◆ Task
Nothing should be left out: output all of the entries exactly.

◆ Entries
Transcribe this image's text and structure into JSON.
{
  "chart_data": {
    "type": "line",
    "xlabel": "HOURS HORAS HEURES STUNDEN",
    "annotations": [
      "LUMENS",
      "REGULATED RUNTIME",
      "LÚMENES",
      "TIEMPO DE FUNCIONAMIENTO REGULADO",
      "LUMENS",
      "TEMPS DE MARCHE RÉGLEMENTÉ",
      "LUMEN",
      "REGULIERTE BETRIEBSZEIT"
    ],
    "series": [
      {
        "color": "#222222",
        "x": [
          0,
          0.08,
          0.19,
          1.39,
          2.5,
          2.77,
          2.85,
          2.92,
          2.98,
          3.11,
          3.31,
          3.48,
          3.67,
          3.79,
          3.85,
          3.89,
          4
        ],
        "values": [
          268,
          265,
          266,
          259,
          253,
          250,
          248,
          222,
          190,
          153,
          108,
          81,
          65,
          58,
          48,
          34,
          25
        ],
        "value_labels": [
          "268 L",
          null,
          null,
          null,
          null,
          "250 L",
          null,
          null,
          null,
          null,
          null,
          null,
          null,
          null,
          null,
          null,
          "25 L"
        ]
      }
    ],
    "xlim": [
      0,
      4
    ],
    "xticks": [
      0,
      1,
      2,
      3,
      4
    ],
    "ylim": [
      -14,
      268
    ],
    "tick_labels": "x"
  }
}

◆ Solved problem
Transcribe this image's text and structure into JSON.
{
  "chart_data": {
    "type": "line",
    "xlabel": "HOURS HORAS HEURES STUNDEN",
    "annotations": [
      "LUMENS",
      "REGULATED RUNTIME",
      "LÚMENES",
      "TIEMPO DE FUNCIONAMIENTO REGULADO",
      "LUMENS",
      "TEMPS DE MARCHE RÉGLEMENTÉ",
      "LUMEN",
      "REGULIERTE BETRIEBSZEIT"
    ],
    "series": [
      {
        "color": "#222222",
        "x": [
          0,
          0.08,
          0.19,
          1.39,
          2.5,
          2.77,
          2.85,
          2.92,
          2.98,
          3.11,
          3.31,
          3.48,
          3.67,
          3.79,
          3.85,
          3.89,
          4
        ],
        "values": [
          268,
          265,
          266,
          259,
          253,
          250,
          248,
          222,
          190,
          153,
          108,
          81,
          65,
          58,
          48,
          34,
          25
        ],
        "value_labels": [
          "268 L",
          null,
          null,
          null,
          null,
          "250 L",
          null,
          null,
          null,
          null,
          null,
          null,
          null,
          null,
          null,
          null,
          "25 L"
        ]
      }
    ],
    "xlim": [
      0,
      4
    ],
    "xticks": [
      0,
      1,
      2,
      3,
      4
    ],
    "ylim": [
      -14,
      268
    ],
    "tick_labels": "x"
  }
}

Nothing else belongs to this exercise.